[GOAL]: Lift out all lines below that contain "xlabel".
------------------------------------
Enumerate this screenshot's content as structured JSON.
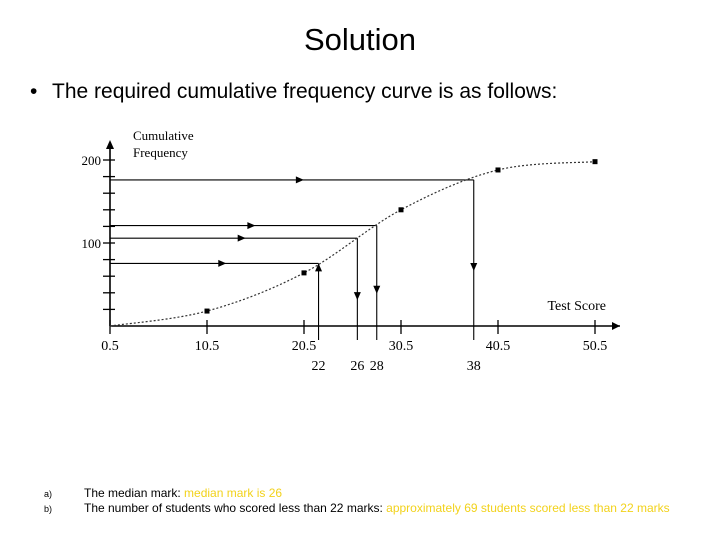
{
  "title": "Solution",
  "bullet": "The required cumulative frequency curve is as follows:",
  "chart_data": {
    "type": "line",
    "ylabel_line1": "Cumulative",
    "ylabel_line2": "Frequency",
    "xlabel": "Test Score",
    "x_ticks": [
      "0.5",
      "10.5",
      "20.5",
      "30.5",
      "40.5",
      "50.5"
    ],
    "y_ticks": [
      "100",
      "200"
    ],
    "read_values": [
      "22",
      "26",
      "28",
      "38"
    ],
    "series": [
      {
        "x": [
          0.5,
          10.5,
          20.5,
          30.5,
          40.5,
          50.5
        ],
        "y": [
          0,
          18,
          64,
          140,
          188,
          198
        ]
      }
    ],
    "xlim": [
      0.5,
      50.5
    ],
    "ylim": [
      0,
      200
    ]
  },
  "answers": [
    {
      "letter": "a)",
      "question": "The median mark: ",
      "answer": "median mark is 26"
    },
    {
      "letter": "b)",
      "question": "The number of students who scored less than 22 marks: ",
      "answer": "approximately 69 students scored less than 22 marks"
    }
  ]
}
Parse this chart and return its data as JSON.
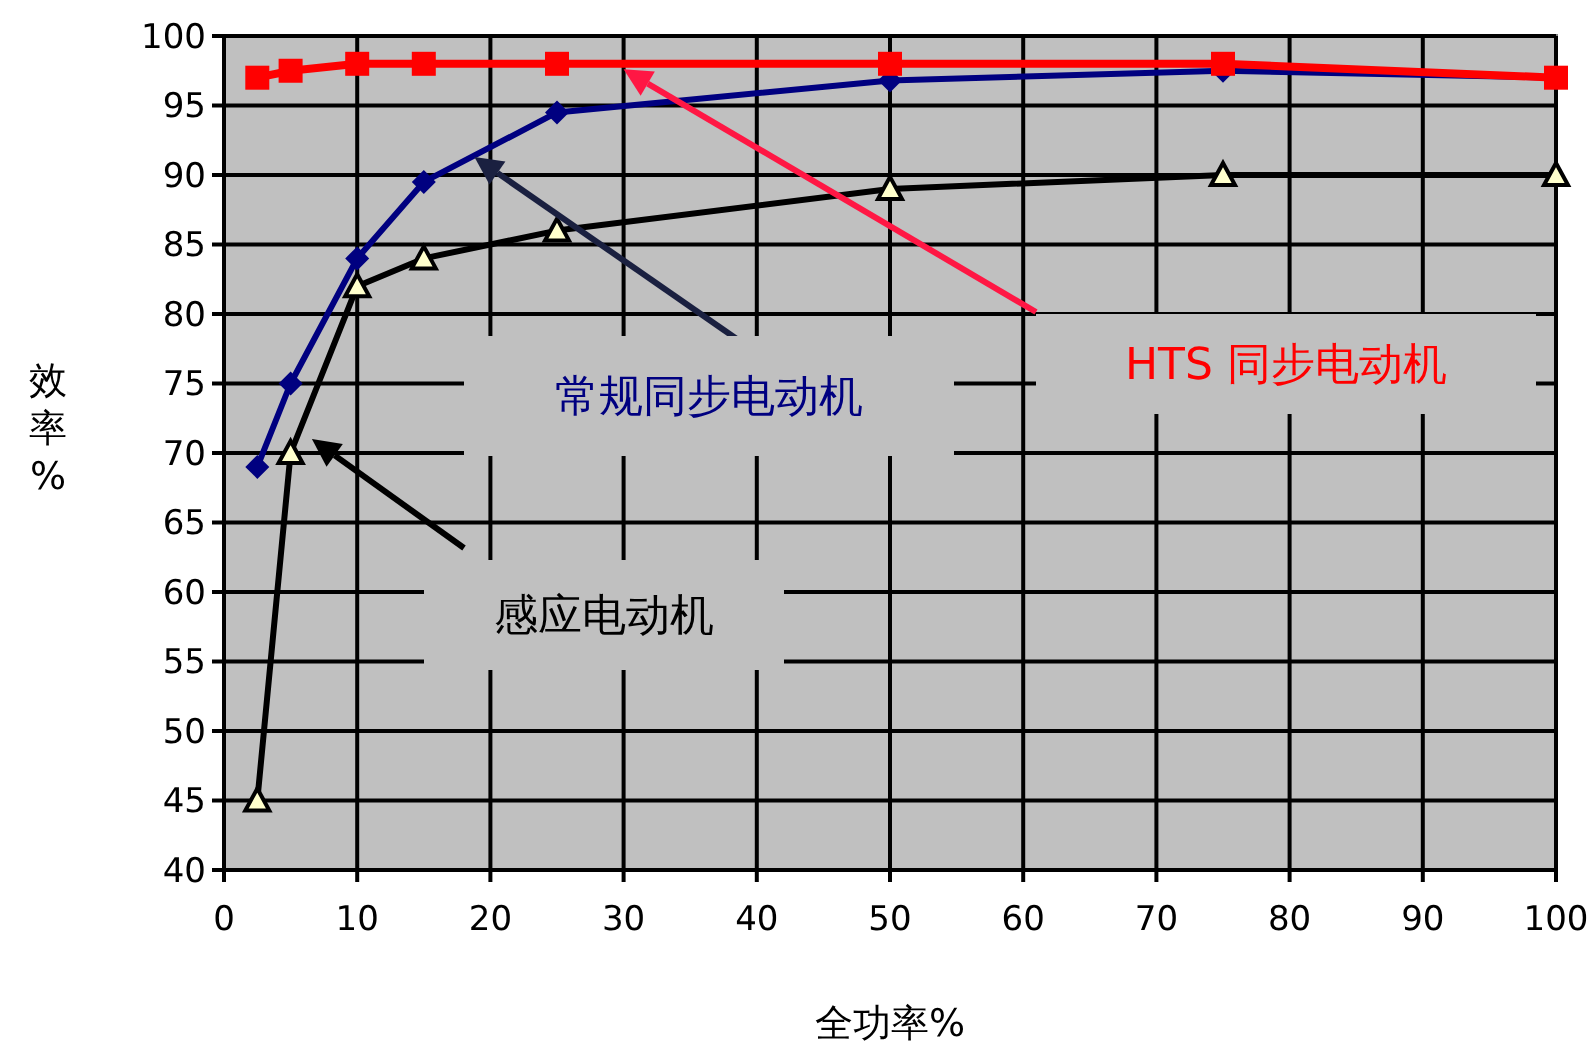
{
  "chart_data": {
    "type": "line",
    "xlabel": "全功率%",
    "ylabel": "效率%",
    "xlim": [
      0,
      100
    ],
    "ylim": [
      40,
      100
    ],
    "xticks": [
      0,
      10,
      20,
      30,
      40,
      50,
      60,
      70,
      80,
      90,
      100
    ],
    "yticks": [
      40,
      45,
      50,
      55,
      60,
      65,
      70,
      75,
      80,
      85,
      90,
      95,
      100
    ],
    "grid": true,
    "line_style": "solid",
    "x": [
      2.5,
      5,
      10,
      15,
      25,
      50,
      75,
      100
    ],
    "series": [
      {
        "name": "HTS 同步电动机",
        "color": "#ff0000",
        "marker": "square",
        "values": [
          97,
          97.5,
          98,
          98,
          98,
          98,
          98,
          97
        ]
      },
      {
        "name": "常规同步电动机",
        "color": "#000080",
        "marker": "diamond",
        "values": [
          69,
          75,
          84,
          89.5,
          94.5,
          96.8,
          97.5,
          97
        ]
      },
      {
        "name": "感应电动机",
        "color": "#000000",
        "marker": "triangle",
        "values": [
          45,
          70,
          82,
          84,
          86,
          89,
          90,
          90
        ]
      }
    ]
  }
}
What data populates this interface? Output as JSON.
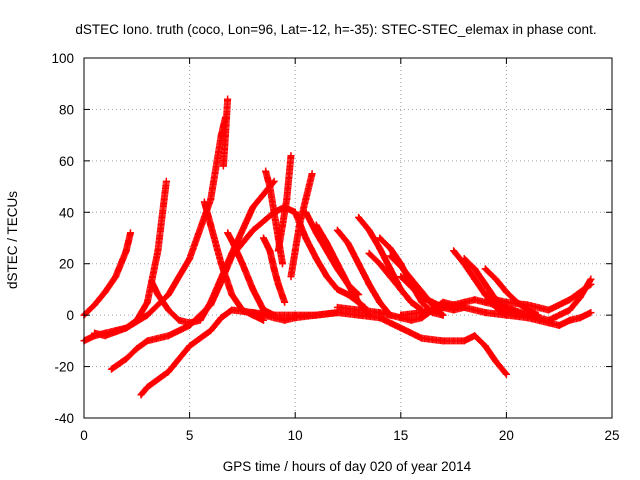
{
  "chart_data": {
    "type": "scatter",
    "title": "dSTEC Iono. truth (coco, Lon=96, Lat=-12, h=-35): STEC-STEC_elemax in phase cont.",
    "xlabel": "GPS time / hours of day 020 of year 2014",
    "ylabel": "dSTEC  / TECUs",
    "xlim": [
      0,
      25
    ],
    "ylim": [
      -40,
      100
    ],
    "x_ticks": [
      "0",
      "5",
      "10",
      "15",
      "20",
      "25"
    ],
    "y_ticks": [
      "-40",
      "-20",
      "0",
      "20",
      "40",
      "60",
      "80",
      "100"
    ],
    "grid": true,
    "marker": "+",
    "series_color": "#ff0000",
    "series": [
      {
        "x": [
          0.0,
          0.5,
          1.0,
          1.5,
          2.0,
          2.2
        ],
        "y": [
          0,
          4,
          9,
          15,
          25,
          32
        ]
      },
      {
        "x": [
          0.0,
          0.5,
          1.0,
          1.5,
          2.0,
          2.5,
          3.0,
          3.5,
          3.9
        ],
        "y": [
          -10,
          -8,
          -7,
          -6,
          -5,
          -2,
          5,
          25,
          52
        ]
      },
      {
        "x": [
          0.5,
          1.0,
          2.0,
          3.0,
          4.0,
          5.0,
          6.0,
          6.5,
          6.7
        ],
        "y": [
          -7,
          -8,
          -5,
          0,
          8,
          22,
          45,
          70,
          77
        ]
      },
      {
        "x": [
          6.6,
          6.7,
          6.8
        ],
        "y": [
          58,
          70,
          84
        ]
      },
      {
        "x": [
          1.3,
          2.0,
          2.5,
          3.0,
          4.0,
          5.0,
          6.0,
          6.5,
          7.0,
          8.0,
          9.0,
          9.5,
          10.0
        ],
        "y": [
          -21,
          -17,
          -13,
          -10,
          -8,
          -4,
          4,
          13,
          23,
          33,
          40,
          42,
          40
        ]
      },
      {
        "x": [
          2.7,
          3.0,
          4.0,
          5.0,
          6.0,
          6.5,
          7.0,
          8.0,
          9.0,
          10.0,
          11.0,
          12.0
        ],
        "y": [
          -31,
          -28,
          -22,
          -12,
          -6,
          -1,
          2,
          1,
          0,
          0,
          0,
          1
        ]
      },
      {
        "x": [
          3.2,
          3.5,
          4.0,
          4.5,
          5.0,
          5.5,
          6.0,
          7.0,
          8.0,
          9.0
        ],
        "y": [
          13,
          8,
          2,
          -2,
          -3,
          -2,
          5,
          24,
          42,
          52
        ]
      },
      {
        "x": [
          5.7,
          6.0,
          6.5,
          7.0,
          7.5,
          8.0,
          8.5
        ],
        "y": [
          44,
          35,
          20,
          8,
          2,
          0,
          -2
        ]
      },
      {
        "x": [
          6.8,
          7.0,
          7.5,
          8.0,
          8.5,
          9.0
        ],
        "y": [
          32,
          29,
          20,
          10,
          2,
          0
        ]
      },
      {
        "x": [
          8.6,
          8.8,
          9.0,
          9.2,
          9.4
        ],
        "y": [
          56,
          50,
          40,
          30,
          20
        ]
      },
      {
        "x": [
          9.2,
          9.4,
          9.6,
          9.8
        ],
        "y": [
          25,
          35,
          45,
          62
        ]
      },
      {
        "x": [
          8.5,
          8.8,
          9.0,
          9.2,
          9.5
        ],
        "y": [
          30,
          25,
          18,
          12,
          5
        ]
      },
      {
        "x": [
          9.8,
          10.0,
          10.2,
          10.5,
          10.8
        ],
        "y": [
          15,
          25,
          35,
          45,
          55
        ]
      },
      {
        "x": [
          10.0,
          10.5,
          11.0,
          11.5,
          12.0,
          12.5,
          13.0,
          13.3
        ],
        "y": [
          40,
          30,
          22,
          15,
          10,
          8,
          5,
          3
        ]
      },
      {
        "x": [
          10.5,
          11.0,
          11.5,
          12.0,
          12.5,
          13.0
        ],
        "y": [
          40,
          32,
          25,
          18,
          12,
          8
        ]
      },
      {
        "x": [
          11.0,
          11.5,
          12.0,
          12.5,
          13.0,
          13.5
        ],
        "y": [
          35,
          28,
          20,
          12,
          5,
          0
        ]
      },
      {
        "x": [
          12.0,
          12.5,
          13.0,
          13.5,
          14.0,
          14.5
        ],
        "y": [
          33,
          28,
          20,
          12,
          5,
          0
        ]
      },
      {
        "x": [
          13.0,
          13.5,
          14.0,
          14.5,
          15.0,
          15.5,
          16.0
        ],
        "y": [
          38,
          33,
          26,
          18,
          10,
          5,
          2
        ]
      },
      {
        "x": [
          13.5,
          14.0,
          14.5,
          15.0,
          15.5,
          16.0
        ],
        "y": [
          24,
          20,
          15,
          10,
          5,
          2
        ]
      },
      {
        "x": [
          14.0,
          14.5,
          15.0,
          15.5,
          16.0,
          16.5,
          17.0
        ],
        "y": [
          30,
          26,
          20,
          12,
          5,
          1,
          0
        ]
      },
      {
        "x": [
          14.5,
          15.0,
          15.5,
          16.0,
          16.5,
          17.0
        ],
        "y": [
          23,
          19,
          14,
          9,
          4,
          0
        ]
      },
      {
        "x": [
          15.0,
          15.5,
          16.0,
          16.5,
          17.0,
          17.5,
          18.0
        ],
        "y": [
          15,
          11,
          7,
          5,
          3,
          2,
          3
        ]
      },
      {
        "x": [
          17.5,
          18.0,
          18.5,
          19.0,
          19.5,
          20.0
        ],
        "y": [
          25,
          20,
          14,
          8,
          3,
          0
        ]
      },
      {
        "x": [
          18.0,
          18.5,
          19.0,
          19.5,
          20.0,
          20.5
        ],
        "y": [
          22,
          18,
          12,
          6,
          2,
          0
        ]
      },
      {
        "x": [
          19.0,
          19.5,
          20.0,
          20.5,
          21.0,
          21.5
        ],
        "y": [
          18,
          14,
          9,
          5,
          2,
          0
        ]
      },
      {
        "x": [
          8.0,
          8.5,
          9.0,
          9.5,
          10.0,
          11.0,
          12.0,
          13.0,
          14.0,
          15.0,
          16.0,
          17.0,
          18.0,
          18.5,
          19.0,
          19.5,
          20.0
        ],
        "y": [
          1,
          0,
          -1,
          -2,
          -1,
          0,
          1,
          0,
          -1,
          -5,
          -9,
          -10,
          -10,
          -8,
          -12,
          -18,
          -23
        ]
      },
      {
        "x": [
          12.0,
          13.0,
          14.0,
          15.0,
          15.5,
          16.0,
          16.5,
          17.0,
          18.0,
          19.0,
          20.0,
          21.0,
          22.0,
          22.5,
          23.0,
          23.5,
          24.0
        ],
        "y": [
          3,
          2,
          1,
          -1,
          -2,
          -1,
          2,
          5,
          3,
          1,
          0,
          -1,
          -3,
          -4,
          -2,
          -1,
          1
        ]
      },
      {
        "x": [
          15.0,
          16.0,
          17.0,
          18.0,
          18.5,
          19.0,
          19.5,
          20.0,
          21.0,
          22.0,
          23.0,
          23.5,
          24.0
        ],
        "y": [
          0,
          1,
          3,
          5,
          6,
          5,
          4,
          3,
          0,
          -2,
          2,
          7,
          14
        ]
      },
      {
        "x": [
          19.0,
          19.5,
          20.0,
          21.0,
          22.0,
          23.0,
          24.0
        ],
        "y": [
          8,
          6,
          5,
          4,
          2,
          6,
          12
        ]
      }
    ]
  }
}
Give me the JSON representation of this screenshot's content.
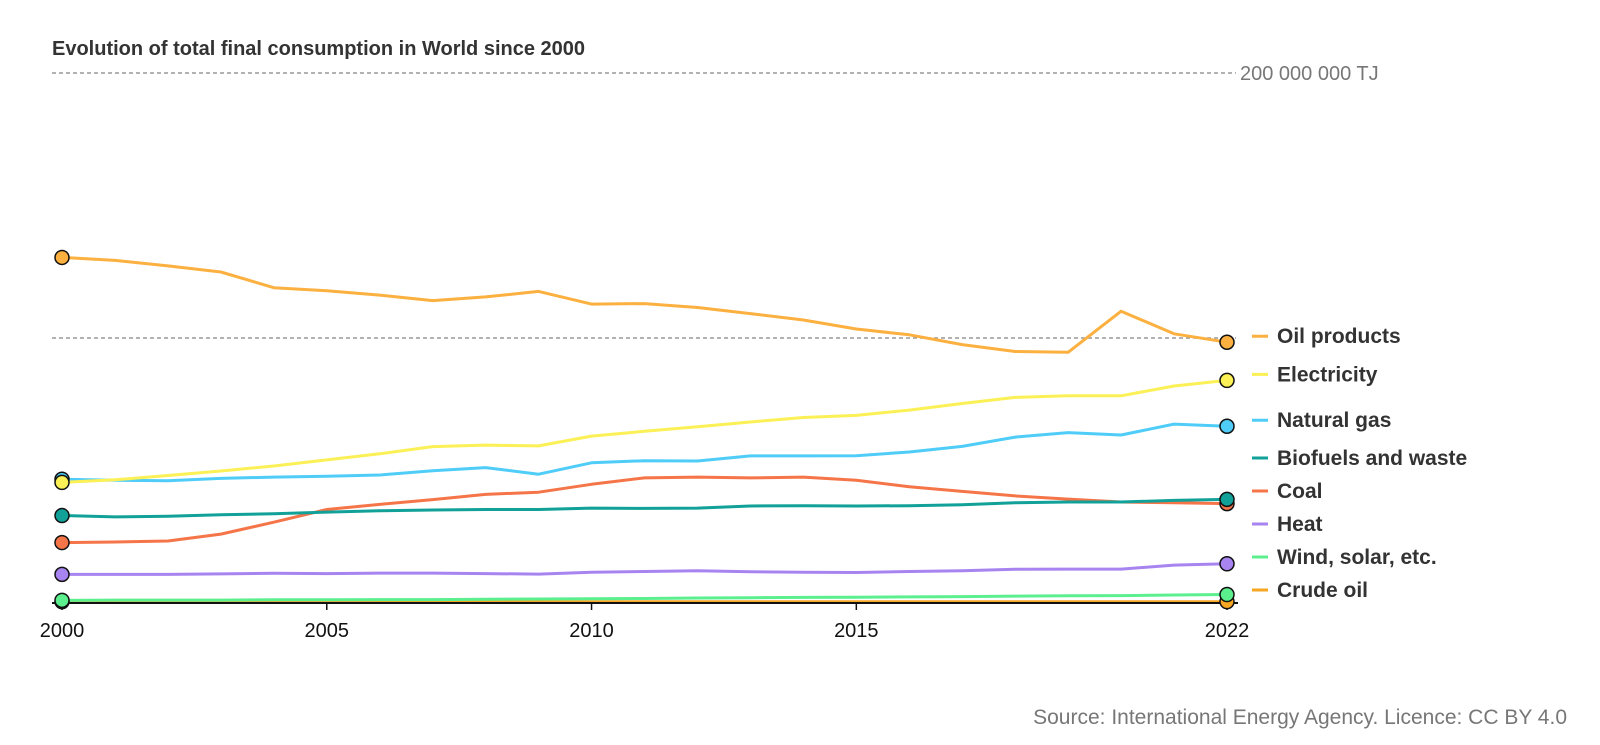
------------------------------------
[EXERCISE OUTPUT]:
    "xlabel": "Test Score",
    "xlabel": "全功率%",
    "xlabel": "GPS time / hours of day 020 of year 2014",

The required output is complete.